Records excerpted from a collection
---*---
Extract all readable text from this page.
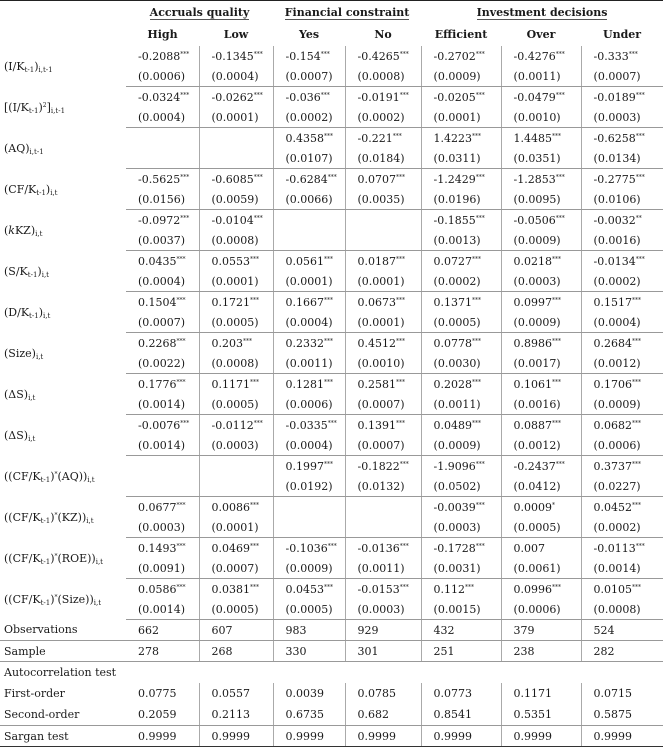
	Accruals quality		Financial constraint		Investment decisions		
	High	Low	Yes	No	Efficient	Over	Under
$(I/K_{t-1})_{i,t-1}$	-0.2088***	-0.1345***	-0.154***	-0.4265***	-0.2702***	-0.4276***	-0.333***
	(0.0006)	(0.0004)	(0.0007)	(0.0008)	(0.0009)	(0.0011)	(0.0007)
$[(I/K_{t-1})^2]_{i,t-1}$	-0.0324***	-0.0262***	-0.036***	-0.0191***	-0.0205***	-0.0479***	-0.0189***
	(0.0004)	(0.0001)	(0.0002)	(0.0002)	(0.0001)	(0.0010)	(0.0003)
$(AQ)_{i,t-1}$			0.4358***	-0.221***	1.4223***	1.4485***	-0.6258***
			(0.0107)	(0.0184)	(0.0311)	(0.0351)	(0.0134)
$(CF/K_{t-1})_{i,t}$	-0.5625***	-0.6085***	-0.6284***	0.0707***	-1.2429***	-1.2853***	-0.2775***
	(0.0156)	(0.0059)	(0.0066)	(0.0035)	(0.0196)	(0.0095)	(0.0106)
$(kKZ)_{i,t}$	-0.0972***	-0.0104***			-0.1855***	-0.0506***	-0.0032**
	(0.0037)	(0.0008)			(0.0013)	(0.0009)	(0.0016)
$(S/K_{t-1})_{i,t}$	0.0435***	0.0553***	0.0561***	0.0187***	0.0727***	0.0218***	-0.0134***
	(0.0004)	(0.0001)	(0.0001)	(0.0001)	(0.0002)	(0.0003)	(0.0002)
$(D/K_{t-1})_{i,t}$	0.1504***	0.1721***	0.1667***	0.0673***	0.1371***	0.0997***	0.1517***
	(0.0007)	(0.0005)	(0.0004)	(0.0001)	(0.0005)	(0.0009)	(0.0004)
$(Size)_{i,t}$	0.2268***	0.203***	0.2332***	0.4512***	0.0778***	0.8986***	0.2684***
	(0.0022)	(0.0008)	(0.0011)	(0.0010)	(0.0030)	(0.0017)	(0.0012)
$(\Delta S)_{i,t}$	0.1776***	0.1171***	0.1281***	0.2581***	0.2028***	0.1061***	0.1706***
	(0.0014)	(0.0005)	(0.0006)	(0.0007)	(0.0011)	(0.0016)	(0.0009)
$(\Delta S)_{i,t}$	-0.0076***	-0.0112***	-0.0335***	0.1391***	0.0489***	0.0887***	0.0682***
	(0.0014)	(0.0003)	(0.0004)	(0.0007)	(0.0009)	(0.0012)	(0.0006)
$((CF/K_{t-1})^*(AQ))_{i,t}$			0.1997***	-0.1822***	-1.9096***	-0.2437***	0.3737***
			(0.0192)	(0.0132)	(0.0502)	(0.0412)	(0.0227)
$((CF/K_{t-1})^*(KZ))_{i,t}$	0.0677***	0.0086***			-0.0039***	0.0009*	0.0452***
	(0.0003)	(0.0001)			(0.0003)	(0.0005)	(0.0002)
$((CF/K_{t-1})^*(ROE))_{i,t}$	0.1493***	0.0469***	-0.1036***	-0.0136***	-0.1728***	0.007	-0.0113***
	(0.0091)	(0.0007)	(0.0009)	(0.0011)	(0.0031)	(0.0061)	(0.0014)
$((CF/K_{t-1})^*(Size))_{i,t}$	0.0586***	0.0381***	0.0453***	-0.0153***	0.112***	0.0996***	0.0105***
	(0.0014)	(0.0005)	(0.0005)	(0.0003)	(0.0015)	(0.0006)	(0.0008)
Observations	662	607	983	929	432	379	524
Sample	278	268	330	301	251	238	282
Autocorrelation test							
First-order	0.0775	0.0557	0.0039	0.0785	0.0773	0.1171	0.0715
Second-order	0.2059	0.2113	0.6735	0.682	0.8541	0.5351	0.5875
Sargan test	0.9999	0.9999	0.9999	0.9999	0.9999	0.9999	0.9999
---*---
* REQUIREMENTS
Say the number of lines in the listing that hold "Delta", with no added words.

* TASK ANSWER
2